Your task: Count lines with the string "name" in them. State the number alone.

-- START Dataset extract --

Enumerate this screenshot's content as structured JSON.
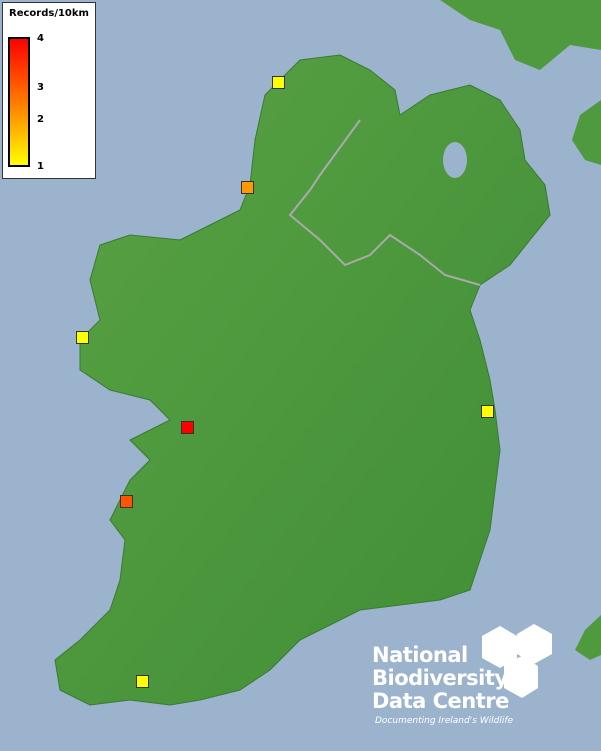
{
  "legend": {
    "title": "Records/10km",
    "ticks": [
      "4",
      "3",
      "2",
      "1"
    ],
    "colors": {
      "high": "#ff0000",
      "mid": "#ff8c00",
      "low": "#ffff00"
    }
  },
  "records": [
    {
      "value": 1,
      "color": "#ffff00"
    },
    {
      "value": 2,
      "color": "#ff9900"
    },
    {
      "value": 1,
      "color": "#ffff00"
    },
    {
      "value": 4,
      "color": "#ff0000"
    },
    {
      "value": 3,
      "color": "#ff5500"
    },
    {
      "value": 1,
      "color": "#ffff00"
    },
    {
      "value": 1,
      "color": "#ffff00"
    }
  ],
  "logo": {
    "line1": "National",
    "line2": "Biodiversity",
    "line3": "Data Centre",
    "tagline": "Documenting Ireland's Wildlife"
  },
  "colors": {
    "sea": "#9bb3cc",
    "land": "#4f9a3e"
  }
}
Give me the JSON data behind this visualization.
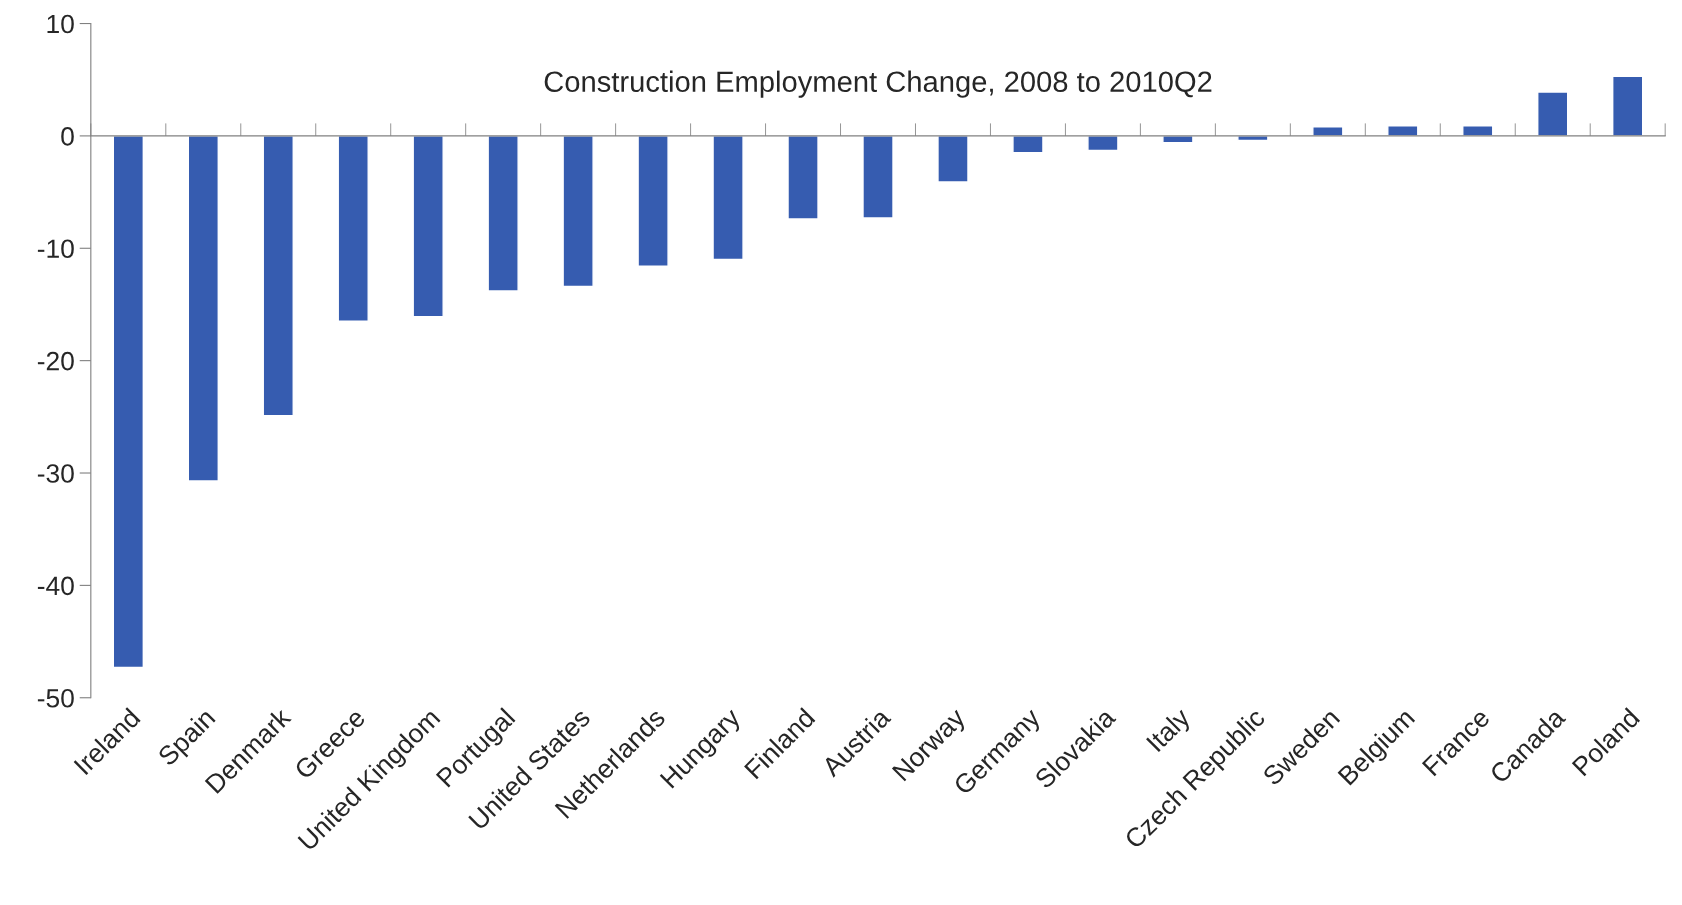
{
  "chart_data": {
    "type": "bar",
    "title": "Construction Employment Change, 2008 to 2010Q2",
    "categories": [
      "Ireland",
      "Spain",
      "Denmark",
      "Greece",
      "United Kingdom",
      "Portugal",
      "United States",
      "Netherlands",
      "Hungary",
      "Finland",
      "Austria",
      "Norway",
      "Germany",
      "Slovakia",
      "Italy",
      "Czech Republic",
      "Sweden",
      "Belgium",
      "France",
      "Canada",
      "Poland"
    ],
    "values": [
      -47.3,
      -30.7,
      -24.9,
      -16.5,
      -16.1,
      -13.8,
      -13.4,
      -11.6,
      -11.0,
      -7.4,
      -7.3,
      -4.1,
      -1.5,
      -1.3,
      -0.6,
      -0.4,
      0.8,
      0.9,
      0.9,
      3.9,
      5.3
    ],
    "color": "#365cb0",
    "ylim": [
      -50,
      10
    ],
    "yticks": [
      -50,
      -40,
      -30,
      -20,
      -10,
      0,
      10
    ]
  }
}
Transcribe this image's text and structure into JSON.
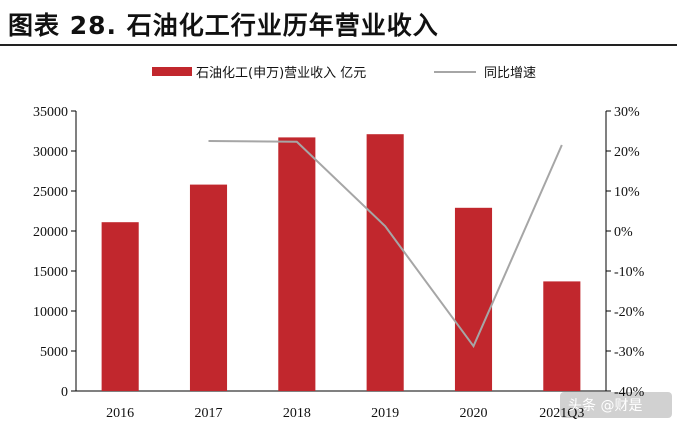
{
  "title": "图表 28. 石油化工行业历年营业收入",
  "chart_data": {
    "type": "bar",
    "title": "",
    "categories": [
      "2016",
      "2017",
      "2018",
      "2019",
      "2020",
      "2021Q3"
    ],
    "series": [
      {
        "name": "石油化工(申万)营业收入 亿元",
        "type": "bar",
        "axis": "left",
        "color": "#c1272d",
        "values": [
          21100,
          25800,
          31700,
          32100,
          22900,
          13700
        ]
      },
      {
        "name": "同比增速",
        "type": "line",
        "axis": "right",
        "color": "#a6a6a6",
        "values": [
          null,
          22.5,
          22.3,
          1.2,
          -28.8,
          21.5
        ]
      }
    ],
    "y_left": {
      "min": 0,
      "max": 35000,
      "ticks": [
        "0",
        "5000",
        "10000",
        "15000",
        "20000",
        "25000",
        "30000",
        "35000"
      ]
    },
    "y_right": {
      "min": -40,
      "max": 30,
      "ticks": [
        "-40%",
        "-30%",
        "-20%",
        "-10%",
        "0%",
        "10%",
        "20%",
        "30%"
      ]
    },
    "legend_position": "top-center",
    "grid": false
  },
  "watermark": "头条 @财是"
}
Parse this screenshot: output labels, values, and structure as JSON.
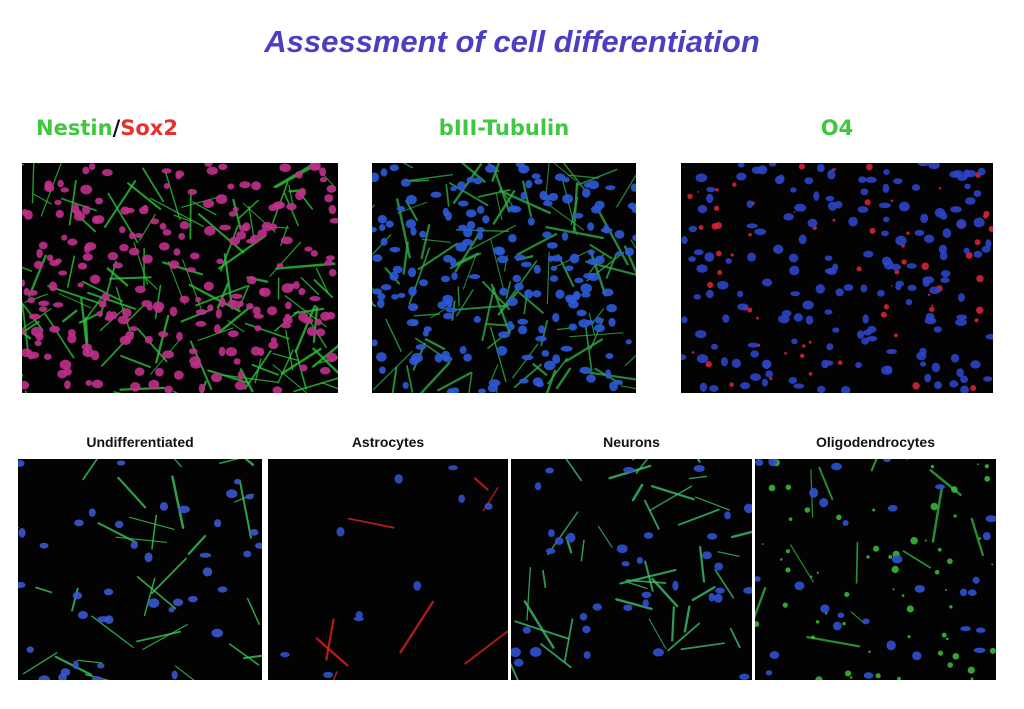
{
  "title": "Assessment of cell differentiation",
  "top_panels": [
    {
      "label_parts": [
        "Nestin",
        "/",
        "Sox2"
      ]
    },
    {
      "label": "bIII-Tubulin"
    },
    {
      "label": "O4"
    }
  ],
  "bottom_panels": [
    {
      "label": "Undifferentiated"
    },
    {
      "label": "Astrocytes"
    },
    {
      "label": "Neurons"
    },
    {
      "label": "Oligodendrocytes"
    }
  ]
}
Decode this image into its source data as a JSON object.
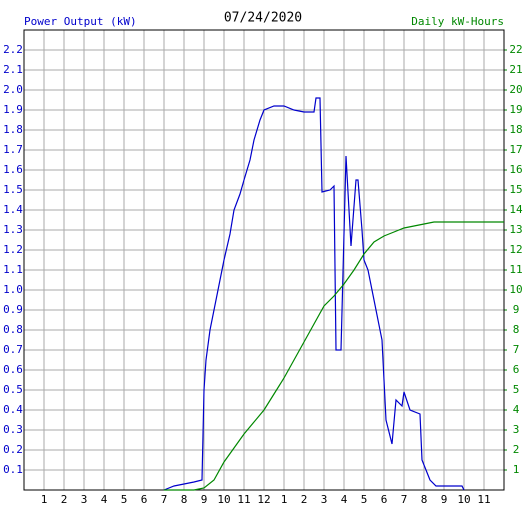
{
  "chart_data": {
    "type": "line",
    "title": "07/24/2020",
    "y_label": "Power Output (kW)",
    "y2_label": "Daily kW-Hours",
    "xlim": [
      0,
      24
    ],
    "ylim": [
      0,
      2.3
    ],
    "y2lim": [
      0,
      23
    ],
    "grid": true,
    "xticks": [
      1,
      2,
      3,
      4,
      5,
      6,
      7,
      8,
      9,
      10,
      11,
      12,
      {
        "value": 13,
        "label": "1"
      },
      {
        "value": 14,
        "label": "2"
      },
      {
        "value": 15,
        "label": "3"
      },
      {
        "value": 16,
        "label": "4"
      },
      {
        "value": 17,
        "label": "5"
      },
      {
        "value": 18,
        "label": "6"
      },
      {
        "value": 19,
        "label": "7"
      },
      {
        "value": 20,
        "label": "8"
      },
      {
        "value": 21,
        "label": "9"
      },
      {
        "value": 22,
        "label": "10"
      },
      {
        "value": 23,
        "label": "11"
      }
    ],
    "yticks": [
      0.1,
      0.2,
      0.3,
      0.4,
      0.5,
      0.6,
      0.7,
      0.8,
      0.9,
      {
        "value": 1,
        "label": "1.0"
      },
      1.1,
      1.2,
      1.3,
      1.4,
      1.5,
      1.6,
      1.7,
      1.8,
      1.9,
      {
        "value": 2,
        "label": "2.0"
      },
      2.1,
      2.2
    ],
    "y2ticks": [
      1,
      2,
      3,
      4,
      5,
      6,
      7,
      8,
      9,
      10,
      11,
      12,
      13,
      14,
      15,
      16,
      17,
      18,
      19,
      20,
      21,
      22
    ],
    "series": [
      {
        "name": "Power Output (kW)",
        "color": "#0000cc",
        "axis": "y",
        "x": [
          7,
          7.5,
          8,
          8.5,
          8.9,
          9,
          9.1,
          9.3,
          9.5,
          9.8,
          10,
          10.3,
          10.5,
          10.8,
          11,
          11.3,
          11.5,
          11.8,
          12,
          12.5,
          13,
          13.5,
          14,
          14.5,
          14.6,
          14.8,
          14.9,
          15.3,
          15.5,
          15.6,
          15.85,
          16.1,
          16.35,
          16.6,
          16.7,
          16.9,
          17,
          17.2,
          17.4,
          17.6,
          17.9,
          18.1,
          18.4,
          18.6,
          18.9,
          19,
          19.3,
          19.8,
          19.9,
          20.1,
          20.3,
          20.6,
          21.9,
          22
        ],
        "values": [
          0,
          0.02,
          0.03,
          0.04,
          0.05,
          0.5,
          0.65,
          0.8,
          0.9,
          1.05,
          1.15,
          1.28,
          1.4,
          1.48,
          1.55,
          1.65,
          1.75,
          1.85,
          1.9,
          1.92,
          1.92,
          1.9,
          1.89,
          1.89,
          1.96,
          1.96,
          1.49,
          1.5,
          1.52,
          0.7,
          0.7,
          1.67,
          1.22,
          1.55,
          1.55,
          1.3,
          1.15,
          1.1,
          1.0,
          0.9,
          0.75,
          0.35,
          0.23,
          0.45,
          0.42,
          0.49,
          0.4,
          0.38,
          0.15,
          0.1,
          0.05,
          0.02,
          0.02,
          0
        ]
      },
      {
        "name": "Daily kW-Hours",
        "color": "#008800",
        "axis": "y2",
        "x": [
          7,
          8.5,
          9,
          9.5,
          10,
          10.5,
          11,
          11.5,
          12,
          12.5,
          13,
          13.5,
          14,
          14.5,
          15,
          15.5,
          16,
          16.5,
          17,
          17.5,
          18,
          18.5,
          19,
          19.5,
          20,
          20.5,
          24
        ],
        "values": [
          0,
          0,
          0.1,
          0.5,
          1.4,
          2.1,
          2.8,
          3.4,
          4.0,
          4.8,
          5.6,
          6.5,
          7.4,
          8.3,
          9.2,
          9.7,
          10.3,
          11.0,
          11.8,
          12.4,
          12.7,
          12.9,
          13.1,
          13.2,
          13.3,
          13.4,
          13.4
        ]
      }
    ]
  }
}
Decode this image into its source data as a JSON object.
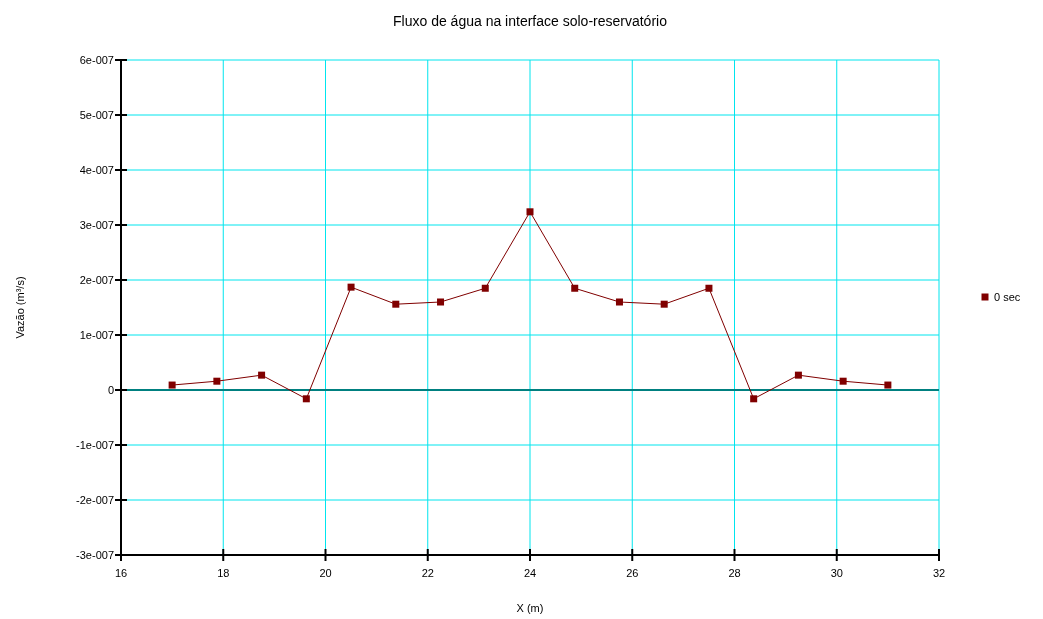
{
  "chart_data": {
    "type": "line",
    "title": "Fluxo de água na interface solo-reservatório",
    "xlabel": "X (m)",
    "ylabel": "Vazão (m³/s)",
    "x": [
      17,
      17.875,
      18.75,
      19.625,
      20.5,
      21.375,
      22.25,
      23.125,
      24,
      24.875,
      25.75,
      26.625,
      27.5,
      28.375,
      29.25,
      30.125,
      31
    ],
    "series": [
      {
        "name": "0 sec",
        "color": "#800000",
        "values": [
          9e-09,
          1.6e-08,
          2.7e-08,
          -1.6e-08,
          1.87e-07,
          1.56e-07,
          1.6e-07,
          1.85e-07,
          3.24e-07,
          1.85e-07,
          1.6e-07,
          1.56e-07,
          1.85e-07,
          -1.6e-08,
          2.7e-08,
          1.6e-08,
          9e-09
        ]
      }
    ],
    "xlim": [
      16,
      32
    ],
    "xticks": [
      16,
      18,
      20,
      22,
      24,
      26,
      28,
      30,
      32
    ],
    "ylim": [
      -3e-07,
      6e-07
    ],
    "yticks": [
      {
        "value": -3e-07,
        "label": "-3e-007"
      },
      {
        "value": -2e-07,
        "label": "-2e-007"
      },
      {
        "value": -1e-07,
        "label": "-1e-007"
      },
      0,
      {
        "value": 1e-07,
        "label": "1e-007"
      },
      {
        "value": 2e-07,
        "label": "2e-007"
      },
      {
        "value": 3e-07,
        "label": "3e-007"
      },
      {
        "value": 4e-07,
        "label": "4e-007"
      },
      {
        "value": 5e-07,
        "label": "5e-007"
      },
      {
        "value": 6e-07,
        "label": "6e-007"
      }
    ],
    "ref_lines": [
      {
        "axis": "y",
        "value": 0,
        "color": "#008080"
      }
    ],
    "grid": true,
    "legend": "right",
    "marker": "square",
    "line_style": "solid"
  }
}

-- END Dataset extract --

Solution for this exercise: 5